* Aim of the task:
Identify and pull out each line of the entries in which "natura" occurs.

********

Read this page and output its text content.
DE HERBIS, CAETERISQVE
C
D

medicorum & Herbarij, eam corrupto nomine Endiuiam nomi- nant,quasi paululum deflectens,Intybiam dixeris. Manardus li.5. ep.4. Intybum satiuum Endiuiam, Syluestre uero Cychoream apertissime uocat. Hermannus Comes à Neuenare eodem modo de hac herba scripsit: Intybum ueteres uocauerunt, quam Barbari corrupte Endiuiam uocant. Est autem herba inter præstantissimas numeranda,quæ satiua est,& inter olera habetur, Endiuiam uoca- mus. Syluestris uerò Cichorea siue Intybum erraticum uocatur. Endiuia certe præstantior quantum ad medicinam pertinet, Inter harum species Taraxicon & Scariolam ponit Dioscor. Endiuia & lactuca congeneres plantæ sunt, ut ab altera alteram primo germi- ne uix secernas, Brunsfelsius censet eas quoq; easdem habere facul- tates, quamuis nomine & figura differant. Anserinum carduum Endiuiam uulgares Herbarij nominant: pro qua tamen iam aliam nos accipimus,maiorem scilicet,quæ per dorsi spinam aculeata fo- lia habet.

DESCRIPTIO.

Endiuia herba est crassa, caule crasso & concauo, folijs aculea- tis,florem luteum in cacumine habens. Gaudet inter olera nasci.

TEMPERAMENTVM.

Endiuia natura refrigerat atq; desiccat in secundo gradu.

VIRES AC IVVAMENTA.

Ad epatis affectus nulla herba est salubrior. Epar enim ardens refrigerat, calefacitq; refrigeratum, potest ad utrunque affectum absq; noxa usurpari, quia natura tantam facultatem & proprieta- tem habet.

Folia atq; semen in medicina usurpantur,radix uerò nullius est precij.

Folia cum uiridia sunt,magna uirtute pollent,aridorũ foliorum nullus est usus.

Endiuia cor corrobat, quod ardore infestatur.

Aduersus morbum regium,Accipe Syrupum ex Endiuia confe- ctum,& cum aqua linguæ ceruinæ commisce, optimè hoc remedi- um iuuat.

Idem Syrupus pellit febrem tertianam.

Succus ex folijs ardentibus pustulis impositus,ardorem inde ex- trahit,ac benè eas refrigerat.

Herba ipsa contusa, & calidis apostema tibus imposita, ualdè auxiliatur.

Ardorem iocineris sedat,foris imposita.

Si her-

********

* Task output:
Endiuia natura refrigerat atq; desiccat in secundo gradu.
Ad epatis affectus nulla herba est salubrior. Epar enim ardens refrigerat, calefacitq; refrigeratum, potest ad utrunque affectum absq; noxa usurpari, quia natura tantam facultatem & proprieta- tem habet.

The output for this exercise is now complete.